■ **Task objective**: Quote every line as given.

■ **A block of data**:
──────────

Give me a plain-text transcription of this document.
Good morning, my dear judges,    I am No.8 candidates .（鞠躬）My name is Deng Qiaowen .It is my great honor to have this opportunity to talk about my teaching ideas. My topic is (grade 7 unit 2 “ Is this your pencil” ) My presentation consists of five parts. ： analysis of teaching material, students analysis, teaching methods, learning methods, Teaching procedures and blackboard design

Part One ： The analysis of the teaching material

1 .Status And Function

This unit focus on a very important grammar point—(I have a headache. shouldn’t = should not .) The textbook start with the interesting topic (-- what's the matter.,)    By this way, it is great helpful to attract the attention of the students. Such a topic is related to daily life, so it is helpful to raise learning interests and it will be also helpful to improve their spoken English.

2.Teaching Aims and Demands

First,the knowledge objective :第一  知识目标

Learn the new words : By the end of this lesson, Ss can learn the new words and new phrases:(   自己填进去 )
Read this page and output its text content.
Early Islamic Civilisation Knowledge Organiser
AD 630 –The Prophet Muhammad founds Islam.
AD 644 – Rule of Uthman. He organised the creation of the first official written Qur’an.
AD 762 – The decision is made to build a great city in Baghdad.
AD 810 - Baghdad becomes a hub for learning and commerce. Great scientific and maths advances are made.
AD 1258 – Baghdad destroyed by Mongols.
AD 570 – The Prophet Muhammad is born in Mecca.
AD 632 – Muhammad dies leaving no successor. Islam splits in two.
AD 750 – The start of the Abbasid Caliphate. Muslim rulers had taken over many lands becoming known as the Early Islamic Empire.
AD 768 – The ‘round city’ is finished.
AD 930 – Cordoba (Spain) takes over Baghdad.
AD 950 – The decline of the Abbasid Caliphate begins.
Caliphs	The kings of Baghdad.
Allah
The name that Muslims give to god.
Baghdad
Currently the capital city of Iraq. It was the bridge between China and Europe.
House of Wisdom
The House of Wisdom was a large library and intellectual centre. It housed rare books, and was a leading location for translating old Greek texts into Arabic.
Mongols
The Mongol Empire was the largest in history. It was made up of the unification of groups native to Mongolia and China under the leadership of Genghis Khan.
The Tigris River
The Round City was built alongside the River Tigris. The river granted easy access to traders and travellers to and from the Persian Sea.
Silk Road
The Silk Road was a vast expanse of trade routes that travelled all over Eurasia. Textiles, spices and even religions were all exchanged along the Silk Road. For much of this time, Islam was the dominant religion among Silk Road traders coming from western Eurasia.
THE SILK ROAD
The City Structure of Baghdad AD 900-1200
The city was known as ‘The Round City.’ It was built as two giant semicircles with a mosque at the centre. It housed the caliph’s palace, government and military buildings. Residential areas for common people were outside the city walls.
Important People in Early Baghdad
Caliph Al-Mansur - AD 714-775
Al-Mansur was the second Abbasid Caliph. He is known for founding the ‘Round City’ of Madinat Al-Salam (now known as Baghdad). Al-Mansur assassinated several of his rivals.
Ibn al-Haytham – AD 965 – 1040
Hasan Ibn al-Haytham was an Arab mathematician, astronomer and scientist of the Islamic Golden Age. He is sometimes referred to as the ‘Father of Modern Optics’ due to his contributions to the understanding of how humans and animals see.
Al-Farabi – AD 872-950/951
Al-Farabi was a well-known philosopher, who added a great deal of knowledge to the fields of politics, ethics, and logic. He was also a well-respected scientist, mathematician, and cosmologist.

──────────

■ **Written answer**:
Give me a plain-text transcription of this document.
Good morning, my dear judges,    I am No.8 candidates .（鞠躬）My name is Deng Qiaowen .It is my great honor to have this opportunity to talk about my teaching ideas. My topic is (grade 7 unit 2 “ Is this your pencil” ) My presentation consists of five parts. ： analysis of teaching material, students analysis, teaching methods, learning methods, Teaching procedures and blackboard design

Part One ： The analysis of the teaching material

1 .Status And Function

This unit focus on a very important grammar point—(I have a headache. shouldn’t = should not .) The textbook start with the interesting topic (-- what's the matter.,)    By this way, it is great helpful to attract the attention of the students. Such a topic is related to daily life, so it is helpful to raise learning interests and it will be also helpful to improve their spoken English.

2.Teaching Aims and Demands

First,the knowledge objective :第一  知识目标

Learn the new words : By the end of this lesson, Ss can learn the new words and new phrases:(   自己填进去 )
Read this page and output its text content.
Early Islamic Civilisation Knowledge Organiser
AD 630 –The Prophet Muhammad founds Islam.
AD 644 – Rule of Uthman. He organised the creation of the first official written Qur’an.
AD 762 – The decision is made to build a great city in Baghdad.
AD 810 - Baghdad becomes a hub for learning and commerce. Great scientific and maths advances are made.
AD 1258 – Baghdad destroyed by Mongols.
AD 570 – The Prophet Muhammad is born in Mecca.
AD 632 – Muhammad dies leaving no successor. Islam splits in two.
AD 750 – The start of the Abbasid Caliphate. Muslim rulers had taken over many lands becoming known as the Early Islamic Empire.
AD 768 – The ‘round city’ is finished.
AD 930 – Cordoba (Spain) takes over Baghdad.
AD 950 – The decline of the Abbasid Caliphate begins.
Caliphs	The kings of Baghdad.
Allah
The name that Muslims give to god.
Baghdad
Currently the capital city of Iraq. It was the bridge between China and Europe.
House of Wisdom
The House of Wisdom was a large library and intellectual centre. It housed rare books, and was a leading location for translating old Greek texts into Arabic.
Mongols
The Mongol Empire was the largest in history. It was made up of the unification of groups native to Mongolia and China under the leadership of Genghis Khan.
The Tigris River
The Round City was built alongside the River Tigris. The river granted easy access to traders and travellers to and from the Persian Sea.
Silk Road
The Silk Road was a vast expanse of trade routes that travelled all over Eurasia. Textiles, spices and even religions were all exchanged along the Silk Road. For much of this time, Islam was the dominant religion among Silk Road traders coming from western Eurasia.
THE SILK ROAD
The City Structure of Baghdad AD 900-1200
The city was known as ‘The Round City.’ It was built as two giant semicircles with a mosque at the centre. It housed the caliph’s palace, government and military buildings. Residential areas for common people were outside the city walls.
Important People in Early Baghdad
Caliph Al-Mansur - AD 714-775
Al-Mansur was the second Abbasid Caliph. He is known for founding the ‘Round City’ of Madinat Al-Salam (now known as Baghdad). Al-Mansur assassinated several of his rivals.
Ibn al-Haytham – AD 965 – 1040
Hasan Ibn al-Haytham was an Arab mathematician, astronomer and scientist of the Islamic Golden Age. He is sometimes referred to as the ‘Father of Modern Optics’ due to his contributions to the understanding of how humans and animals see.
Al-Farabi – AD 872-950/951
Al-Farabi was a well-known philosopher, who added a great deal of knowledge to the fields of politics, ethics, and logic. He was also a well-respected scientist, mathematician, and cosmologist.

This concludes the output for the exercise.